Job ▸ Print the listing that follows, character for character.

Records supplied ▸
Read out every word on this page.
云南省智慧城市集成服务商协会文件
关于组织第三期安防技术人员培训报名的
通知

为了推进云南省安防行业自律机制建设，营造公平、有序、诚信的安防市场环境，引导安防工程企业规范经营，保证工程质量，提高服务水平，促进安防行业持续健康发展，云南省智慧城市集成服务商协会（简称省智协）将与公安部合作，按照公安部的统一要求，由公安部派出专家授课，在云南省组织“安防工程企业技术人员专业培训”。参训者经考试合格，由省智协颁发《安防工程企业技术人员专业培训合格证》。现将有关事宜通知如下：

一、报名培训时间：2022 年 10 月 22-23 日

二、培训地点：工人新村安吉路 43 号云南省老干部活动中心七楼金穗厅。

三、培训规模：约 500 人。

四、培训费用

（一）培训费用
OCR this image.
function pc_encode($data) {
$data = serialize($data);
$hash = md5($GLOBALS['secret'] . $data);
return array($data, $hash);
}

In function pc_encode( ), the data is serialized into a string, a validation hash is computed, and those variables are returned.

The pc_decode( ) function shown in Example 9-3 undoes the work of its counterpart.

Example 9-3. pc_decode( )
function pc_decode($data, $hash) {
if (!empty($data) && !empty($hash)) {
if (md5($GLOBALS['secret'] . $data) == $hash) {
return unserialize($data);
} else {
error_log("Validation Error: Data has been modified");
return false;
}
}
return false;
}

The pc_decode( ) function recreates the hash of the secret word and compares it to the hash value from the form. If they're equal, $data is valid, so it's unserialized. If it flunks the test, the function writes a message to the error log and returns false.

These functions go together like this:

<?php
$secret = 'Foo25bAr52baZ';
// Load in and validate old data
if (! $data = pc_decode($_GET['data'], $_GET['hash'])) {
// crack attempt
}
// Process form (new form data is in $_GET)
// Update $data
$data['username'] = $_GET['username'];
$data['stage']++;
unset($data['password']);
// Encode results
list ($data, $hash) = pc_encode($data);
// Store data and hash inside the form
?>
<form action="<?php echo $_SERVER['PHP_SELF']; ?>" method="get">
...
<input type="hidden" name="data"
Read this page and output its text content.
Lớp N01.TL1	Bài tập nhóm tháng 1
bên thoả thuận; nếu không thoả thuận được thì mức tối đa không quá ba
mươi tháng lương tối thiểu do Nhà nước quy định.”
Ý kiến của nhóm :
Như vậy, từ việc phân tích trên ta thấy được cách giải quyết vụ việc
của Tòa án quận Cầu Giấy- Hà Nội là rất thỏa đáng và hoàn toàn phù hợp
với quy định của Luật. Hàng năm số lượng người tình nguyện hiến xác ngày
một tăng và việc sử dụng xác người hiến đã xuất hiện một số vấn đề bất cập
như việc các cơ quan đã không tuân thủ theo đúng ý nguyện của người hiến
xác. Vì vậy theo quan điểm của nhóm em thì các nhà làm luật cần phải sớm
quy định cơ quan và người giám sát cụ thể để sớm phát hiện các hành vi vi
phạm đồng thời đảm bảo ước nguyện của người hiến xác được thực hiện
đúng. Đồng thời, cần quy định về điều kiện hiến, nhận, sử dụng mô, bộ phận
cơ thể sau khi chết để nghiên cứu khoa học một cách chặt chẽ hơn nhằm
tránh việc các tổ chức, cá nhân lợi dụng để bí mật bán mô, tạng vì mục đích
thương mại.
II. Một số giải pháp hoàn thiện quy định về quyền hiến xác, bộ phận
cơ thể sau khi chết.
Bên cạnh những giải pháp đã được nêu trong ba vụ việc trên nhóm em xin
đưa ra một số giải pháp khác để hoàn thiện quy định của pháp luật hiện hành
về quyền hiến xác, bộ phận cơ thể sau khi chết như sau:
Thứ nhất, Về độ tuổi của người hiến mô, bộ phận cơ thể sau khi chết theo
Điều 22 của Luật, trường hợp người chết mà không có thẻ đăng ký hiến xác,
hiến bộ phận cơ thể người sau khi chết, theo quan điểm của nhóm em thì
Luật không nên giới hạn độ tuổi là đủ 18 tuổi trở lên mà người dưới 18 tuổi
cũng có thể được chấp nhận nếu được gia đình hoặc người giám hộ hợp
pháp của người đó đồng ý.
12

Solution ▸
Read out every word on this page.
云南省智慧城市集成服务商协会文件
关于组织第三期安防技术人员培训报名的
通知

为了推进云南省安防行业自律机制建设，营造公平、有序、诚信的安防市场环境，引导安防工程企业规范经营，保证工程质量，提高服务水平，促进安防行业持续健康发展，云南省智慧城市集成服务商协会（简称省智协）将与公安部合作，按照公安部的统一要求，由公安部派出专家授课，在云南省组织“安防工程企业技术人员专业培训”。参训者经考试合格，由省智协颁发《安防工程企业技术人员专业培训合格证》。现将有关事宜通知如下：

一、报名培训时间：2022 年 10 月 22-23 日

二、培训地点：工人新村安吉路 43 号云南省老干部活动中心七楼金穗厅。

三、培训规模：约 500 人。

四、培训费用

（一）培训费用
OCR this image.
function pc_encode($data) {
$data = serialize($data);
$hash = md5($GLOBALS['secret'] . $data);
return array($data, $hash);
}

In function pc_encode( ), the data is serialized into a string, a validation hash is computed, and those variables are returned.

The pc_decode( ) function shown in Example 9-3 undoes the work of its counterpart.

Example 9-3. pc_decode( )
function pc_decode($data, $hash) {
if (!empty($data) && !empty($hash)) {
if (md5($GLOBALS['secret'] . $data) == $hash) {
return unserialize($data);
} else {
error_log("Validation Error: Data has been modified");
return false;
}
}
return false;
}

The pc_decode( ) function recreates the hash of the secret word and compares it to the hash value from the form. If they're equal, $data is valid, so it's unserialized. If it flunks the test, the function writes a message to the error log and returns false.

These functions go together like this:

<?php
$secret = 'Foo25bAr52baZ';
// Load in and validate old data
if (! $data = pc_decode($_GET['data'], $_GET['hash'])) {
// crack attempt
}
// Process form (new form data is in $_GET)
// Update $data
$data['username'] = $_GET['username'];
$data['stage']++;
unset($data['password']);
// Encode results
list ($data, $hash) = pc_encode($data);
// Store data and hash inside the form
?>
<form action="<?php echo $_SERVER['PHP_SELF']; ?>" method="get">
...
<input type="hidden" name="data"
Read this page and output its text content.
Lớp N01.TL1	Bài tập nhóm tháng 1
bên thoả thuận; nếu không thoả thuận được thì mức tối đa không quá ba
mươi tháng lương tối thiểu do Nhà nước quy định.”
Ý kiến của nhóm :
Như vậy, từ việc phân tích trên ta thấy được cách giải quyết vụ việc
của Tòa án quận Cầu Giấy- Hà Nội là rất thỏa đáng và hoàn toàn phù hợp
với quy định của Luật. Hàng năm số lượng người tình nguyện hiến xác ngày
một tăng và việc sử dụng xác người hiến đã xuất hiện một số vấn đề bất cập
như việc các cơ quan đã không tuân thủ theo đúng ý nguyện của người hiến
xác. Vì vậy theo quan điểm của nhóm em thì các nhà làm luật cần phải sớm
quy định cơ quan và người giám sát cụ thể để sớm phát hiện các hành vi vi
phạm đồng thời đảm bảo ước nguyện của người hiến xác được thực hiện
đúng. Đồng thời, cần quy định về điều kiện hiến, nhận, sử dụng mô, bộ phận
cơ thể sau khi chết để nghiên cứu khoa học một cách chặt chẽ hơn nhằm
tránh việc các tổ chức, cá nhân lợi dụng để bí mật bán mô, tạng vì mục đích
thương mại.
II. Một số giải pháp hoàn thiện quy định về quyền hiến xác, bộ phận
cơ thể sau khi chết.
Bên cạnh những giải pháp đã được nêu trong ba vụ việc trên nhóm em xin
đưa ra một số giải pháp khác để hoàn thiện quy định của pháp luật hiện hành
về quyền hiến xác, bộ phận cơ thể sau khi chết như sau:
Thứ nhất, Về độ tuổi của người hiến mô, bộ phận cơ thể sau khi chết theo
Điều 22 của Luật, trường hợp người chết mà không có thẻ đăng ký hiến xác,
hiến bộ phận cơ thể người sau khi chết, theo quan điểm của nhóm em thì
Luật không nên giới hạn độ tuổi là đủ 18 tuổi trở lên mà người dưới 18 tuổi
cũng có thể được chấp nhận nếu được gia đình hoặc người giám hộ hợp
pháp của người đó đồng ý.
12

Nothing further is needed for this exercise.